Data items:
---------------

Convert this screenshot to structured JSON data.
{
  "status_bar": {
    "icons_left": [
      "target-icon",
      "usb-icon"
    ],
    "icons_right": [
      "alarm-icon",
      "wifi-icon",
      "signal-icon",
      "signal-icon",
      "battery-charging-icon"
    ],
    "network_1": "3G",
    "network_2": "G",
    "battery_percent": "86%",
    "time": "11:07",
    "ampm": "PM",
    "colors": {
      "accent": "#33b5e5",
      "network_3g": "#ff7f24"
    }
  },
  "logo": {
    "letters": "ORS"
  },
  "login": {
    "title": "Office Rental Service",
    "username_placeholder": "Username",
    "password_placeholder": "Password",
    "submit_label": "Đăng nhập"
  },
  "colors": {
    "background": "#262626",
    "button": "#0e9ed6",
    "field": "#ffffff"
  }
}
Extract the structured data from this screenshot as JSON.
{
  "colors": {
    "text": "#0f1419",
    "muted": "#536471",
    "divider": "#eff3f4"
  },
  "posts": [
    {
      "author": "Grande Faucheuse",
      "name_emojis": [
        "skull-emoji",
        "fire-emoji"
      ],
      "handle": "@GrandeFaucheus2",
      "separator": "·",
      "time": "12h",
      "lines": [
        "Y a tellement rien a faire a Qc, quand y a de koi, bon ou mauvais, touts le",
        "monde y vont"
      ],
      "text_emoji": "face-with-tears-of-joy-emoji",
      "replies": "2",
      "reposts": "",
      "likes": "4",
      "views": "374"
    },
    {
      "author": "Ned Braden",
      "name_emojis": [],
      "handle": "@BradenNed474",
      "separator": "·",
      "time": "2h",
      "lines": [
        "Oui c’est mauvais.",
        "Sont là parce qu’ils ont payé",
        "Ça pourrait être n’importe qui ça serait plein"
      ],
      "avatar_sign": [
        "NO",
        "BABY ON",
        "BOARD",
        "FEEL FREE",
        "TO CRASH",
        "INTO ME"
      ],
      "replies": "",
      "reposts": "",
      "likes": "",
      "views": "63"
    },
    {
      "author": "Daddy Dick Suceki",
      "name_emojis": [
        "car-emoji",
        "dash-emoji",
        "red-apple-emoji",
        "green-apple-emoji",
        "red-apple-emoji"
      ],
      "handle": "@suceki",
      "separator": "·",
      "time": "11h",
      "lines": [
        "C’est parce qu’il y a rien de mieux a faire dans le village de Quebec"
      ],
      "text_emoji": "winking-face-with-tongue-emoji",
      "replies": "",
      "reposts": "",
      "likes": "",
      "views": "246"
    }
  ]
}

---------------

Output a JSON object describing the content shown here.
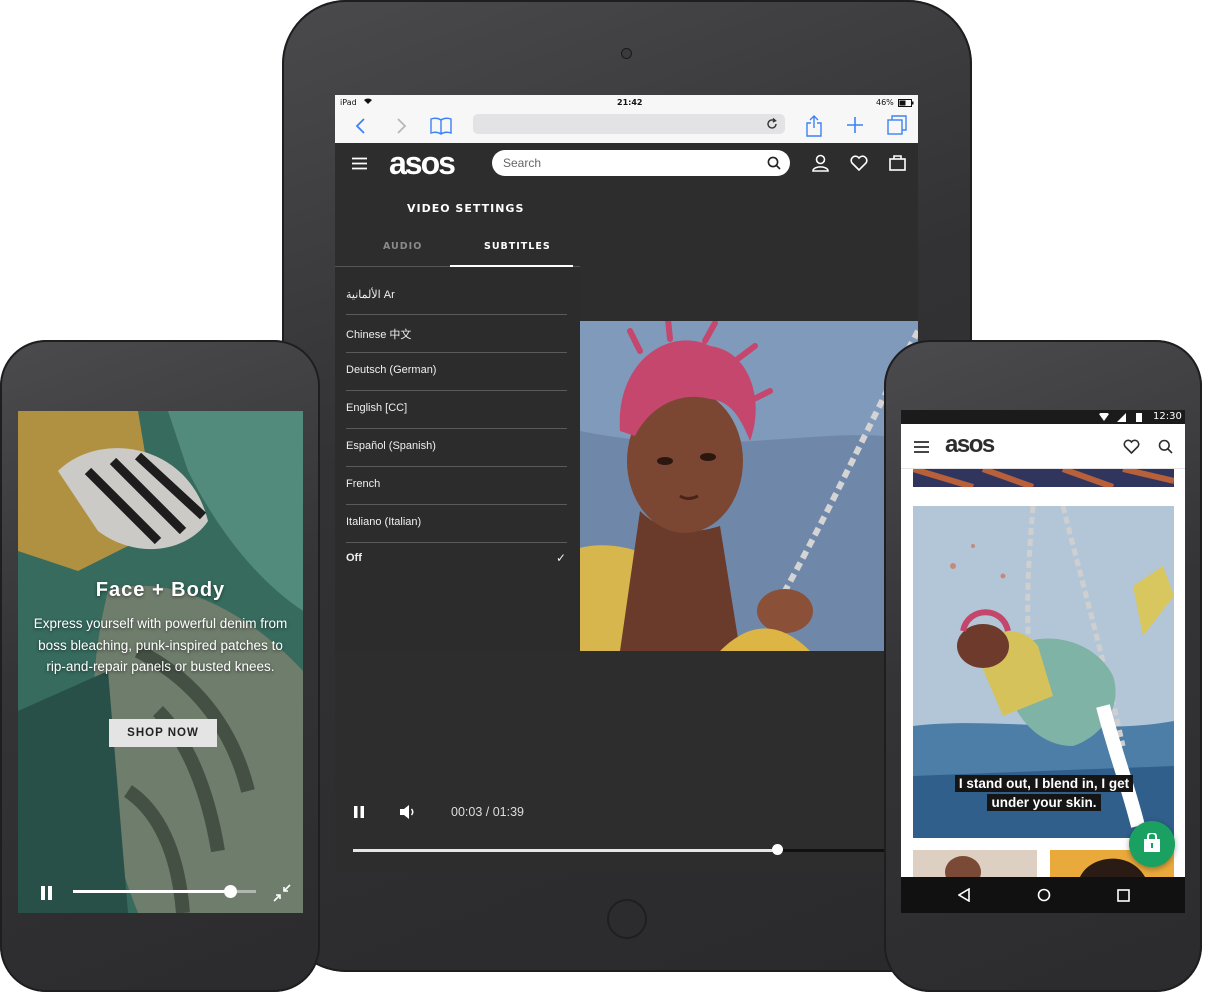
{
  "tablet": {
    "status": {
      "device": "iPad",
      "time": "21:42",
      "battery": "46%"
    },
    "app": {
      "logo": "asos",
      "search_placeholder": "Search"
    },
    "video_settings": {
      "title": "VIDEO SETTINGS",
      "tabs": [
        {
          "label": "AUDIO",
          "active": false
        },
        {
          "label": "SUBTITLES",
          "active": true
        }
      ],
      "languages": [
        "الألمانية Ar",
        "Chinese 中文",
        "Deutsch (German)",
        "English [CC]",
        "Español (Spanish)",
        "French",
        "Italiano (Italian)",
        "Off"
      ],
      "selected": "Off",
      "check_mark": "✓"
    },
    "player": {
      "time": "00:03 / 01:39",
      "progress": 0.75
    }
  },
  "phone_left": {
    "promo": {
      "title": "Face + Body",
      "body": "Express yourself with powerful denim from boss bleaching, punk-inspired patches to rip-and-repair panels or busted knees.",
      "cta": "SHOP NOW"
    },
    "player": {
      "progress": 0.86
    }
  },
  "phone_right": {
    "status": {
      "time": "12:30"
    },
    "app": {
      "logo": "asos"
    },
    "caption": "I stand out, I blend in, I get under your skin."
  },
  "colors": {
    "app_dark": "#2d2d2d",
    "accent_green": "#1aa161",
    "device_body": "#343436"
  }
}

---------------

Single out each line of the records above with the string "apple" in it, and copy it.

# Solution
        "red-apple-emoji",
        "green-apple-emoji",
        "red-apple-emoji"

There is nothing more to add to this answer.